## What you will do
Each line below should be quoted exactly, please.

## Task material
- - - - -
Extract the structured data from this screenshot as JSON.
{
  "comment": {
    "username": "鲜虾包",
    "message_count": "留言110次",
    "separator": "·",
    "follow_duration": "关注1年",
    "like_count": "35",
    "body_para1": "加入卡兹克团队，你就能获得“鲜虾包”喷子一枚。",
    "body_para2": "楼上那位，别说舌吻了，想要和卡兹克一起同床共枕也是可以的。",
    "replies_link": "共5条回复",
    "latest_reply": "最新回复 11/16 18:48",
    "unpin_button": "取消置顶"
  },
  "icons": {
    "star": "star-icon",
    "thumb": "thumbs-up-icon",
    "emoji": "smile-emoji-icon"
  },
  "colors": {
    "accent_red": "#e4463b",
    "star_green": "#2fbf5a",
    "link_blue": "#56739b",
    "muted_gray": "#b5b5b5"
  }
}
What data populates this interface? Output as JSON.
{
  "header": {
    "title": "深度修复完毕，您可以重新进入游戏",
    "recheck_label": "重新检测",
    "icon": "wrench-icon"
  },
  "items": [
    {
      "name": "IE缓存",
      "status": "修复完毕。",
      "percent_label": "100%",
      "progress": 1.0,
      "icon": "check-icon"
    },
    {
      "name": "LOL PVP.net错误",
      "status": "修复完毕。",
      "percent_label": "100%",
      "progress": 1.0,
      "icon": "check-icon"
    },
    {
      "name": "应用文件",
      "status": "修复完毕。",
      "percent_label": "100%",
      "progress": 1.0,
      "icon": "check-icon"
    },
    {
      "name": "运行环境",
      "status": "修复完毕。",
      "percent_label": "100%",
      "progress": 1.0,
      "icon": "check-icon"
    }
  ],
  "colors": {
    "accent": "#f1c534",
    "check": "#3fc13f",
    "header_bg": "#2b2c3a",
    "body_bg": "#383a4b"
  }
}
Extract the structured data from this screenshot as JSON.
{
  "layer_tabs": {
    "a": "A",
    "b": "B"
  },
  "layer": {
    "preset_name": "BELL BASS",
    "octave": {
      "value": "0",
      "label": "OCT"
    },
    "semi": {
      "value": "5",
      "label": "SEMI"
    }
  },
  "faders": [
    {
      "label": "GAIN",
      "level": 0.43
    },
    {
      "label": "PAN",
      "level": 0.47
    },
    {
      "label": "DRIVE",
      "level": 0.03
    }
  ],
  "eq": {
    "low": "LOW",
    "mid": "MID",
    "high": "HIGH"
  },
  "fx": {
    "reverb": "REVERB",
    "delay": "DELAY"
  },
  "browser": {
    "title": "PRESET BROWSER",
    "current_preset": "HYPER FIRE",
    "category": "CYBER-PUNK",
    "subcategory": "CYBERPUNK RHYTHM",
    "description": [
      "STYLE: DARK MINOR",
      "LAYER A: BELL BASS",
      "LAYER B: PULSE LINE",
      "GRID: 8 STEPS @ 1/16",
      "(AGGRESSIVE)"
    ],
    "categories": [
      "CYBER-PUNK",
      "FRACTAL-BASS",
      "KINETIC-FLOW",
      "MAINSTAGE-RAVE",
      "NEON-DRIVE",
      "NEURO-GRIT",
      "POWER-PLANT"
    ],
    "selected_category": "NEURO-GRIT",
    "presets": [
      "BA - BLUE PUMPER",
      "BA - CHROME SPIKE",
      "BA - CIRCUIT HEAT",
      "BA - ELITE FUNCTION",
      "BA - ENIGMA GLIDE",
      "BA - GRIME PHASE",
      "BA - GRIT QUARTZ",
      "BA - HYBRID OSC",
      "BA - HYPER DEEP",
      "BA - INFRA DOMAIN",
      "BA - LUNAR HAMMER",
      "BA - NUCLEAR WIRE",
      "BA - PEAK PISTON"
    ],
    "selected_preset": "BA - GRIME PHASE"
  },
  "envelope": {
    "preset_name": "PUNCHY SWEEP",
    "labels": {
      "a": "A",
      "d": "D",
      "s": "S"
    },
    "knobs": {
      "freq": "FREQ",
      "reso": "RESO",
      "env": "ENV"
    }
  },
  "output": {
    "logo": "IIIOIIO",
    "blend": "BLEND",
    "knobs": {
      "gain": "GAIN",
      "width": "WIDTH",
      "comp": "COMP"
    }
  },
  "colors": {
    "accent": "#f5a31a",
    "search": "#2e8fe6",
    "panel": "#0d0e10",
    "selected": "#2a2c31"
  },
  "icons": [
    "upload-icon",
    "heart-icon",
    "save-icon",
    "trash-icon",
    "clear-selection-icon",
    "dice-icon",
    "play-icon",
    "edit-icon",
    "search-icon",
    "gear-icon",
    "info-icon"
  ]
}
- - - - -
## Final result
Extract the structured data from this screenshot as JSON.
{
  "comment": {
    "username": "鲜虾包",
    "message_count": "留言110次",
    "separator": "·",
    "follow_duration": "关注1年",
    "like_count": "35",
    "body_para1": "加入卡兹克团队，你就能获得“鲜虾包”喷子一枚。",
    "body_para2": "楼上那位，别说舌吻了，想要和卡兹克一起同床共枕也是可以的。",
    "replies_link": "共5条回复",
    "latest_reply": "最新回复 11/16 18:48",
    "unpin_button": "取消置顶"
  },
  "icons": {
    "star": "star-icon",
    "thumb": "thumbs-up-icon",
    "emoji": "smile-emoji-icon"
  },
  "colors": {
    "accent_red": "#e4463b",
    "star_green": "#2fbf5a",
    "link_blue": "#56739b",
    "muted_gray": "#b5b5b5"
  }
}
What data populates this interface? Output as JSON.
{
  "header": {
    "title": "深度修复完毕，您可以重新进入游戏",
    "recheck_label": "重新检测",
    "icon": "wrench-icon"
  },
  "items": [
    {
      "name": "IE缓存",
      "status": "修复完毕。",
      "percent_label": "100%",
      "progress": 1.0,
      "icon": "check-icon"
    },
    {
      "name": "LOL PVP.net错误",
      "status": "修复完毕。",
      "percent_label": "100%",
      "progress": 1.0,
      "icon": "check-icon"
    },
    {
      "name": "应用文件",
      "status": "修复完毕。",
      "percent_label": "100%",
      "progress": 1.0,
      "icon": "check-icon"
    },
    {
      "name": "运行环境",
      "status": "修复完毕。",
      "percent_label": "100%",
      "progress": 1.0,
      "icon": "check-icon"
    }
  ],
  "colors": {
    "accent": "#f1c534",
    "check": "#3fc13f",
    "header_bg": "#2b2c3a",
    "body_bg": "#383a4b"
  }
}
Extract the structured data from this screenshot as JSON.
{
  "layer_tabs": {
    "a": "A",
    "b": "B"
  },
  "layer": {
    "preset_name": "BELL BASS",
    "octave": {
      "value": "0",
      "label": "OCT"
    },
    "semi": {
      "value": "5",
      "label": "SEMI"
    }
  },
  "faders": [
    {
      "label": "GAIN",
      "level": 0.43
    },
    {
      "label": "PAN",
      "level": 0.47
    },
    {
      "label": "DRIVE",
      "level": 0.03
    }
  ],
  "eq": {
    "low": "LOW",
    "mid": "MID",
    "high": "HIGH"
  },
  "fx": {
    "reverb": "REVERB",
    "delay": "DELAY"
  },
  "browser": {
    "title": "PRESET BROWSER",
    "current_preset": "HYPER FIRE",
    "category": "CYBER-PUNK",
    "subcategory": "CYBERPUNK RHYTHM",
    "description": [
      "STYLE: DARK MINOR",
      "LAYER A: BELL BASS",
      "LAYER B: PULSE LINE",
      "GRID: 8 STEPS @ 1/16",
      "(AGGRESSIVE)"
    ],
    "categories": [
      "CYBER-PUNK",
      "FRACTAL-BASS",
      "KINETIC-FLOW",
      "MAINSTAGE-RAVE",
      "NEON-DRIVE",
      "NEURO-GRIT",
      "POWER-PLANT"
    ],
    "selected_category": "NEURO-GRIT",
    "presets": [
      "BA - BLUE PUMPER",
      "BA - CHROME SPIKE",
      "BA - CIRCUIT HEAT",
      "BA - ELITE FUNCTION",
      "BA - ENIGMA GLIDE",
      "BA - GRIME PHASE",
      "BA - GRIT QUARTZ",
      "BA - HYBRID OSC",
      "BA - HYPER DEEP",
      "BA - INFRA DOMAIN",
      "BA - LUNAR HAMMER",
      "BA - NUCLEAR WIRE",
      "BA - PEAK PISTON"
    ],
    "selected_preset": "BA - GRIME PHASE"
  },
  "envelope": {
    "preset_name": "PUNCHY SWEEP",
    "labels": {
      "a": "A",
      "d": "D",
      "s": "S"
    },
    "knobs": {
      "freq": "FREQ",
      "reso": "RESO",
      "env": "ENV"
    }
  },
  "output": {
    "logo": "IIIOIIO",
    "blend": "BLEND",
    "knobs": {
      "gain": "GAIN",
      "width": "WIDTH",
      "comp": "COMP"
    }
  },
  "colors": {
    "accent": "#f5a31a",
    "search": "#2e8fe6",
    "panel": "#0d0e10",
    "selected": "#2a2c31"
  },
  "icons": [
    "upload-icon",
    "heart-icon",
    "save-icon",
    "trash-icon",
    "clear-selection-icon",
    "dice-icon",
    "play-icon",
    "edit-icon",
    "search-icon",
    "gear-icon",
    "info-icon"
  ]
}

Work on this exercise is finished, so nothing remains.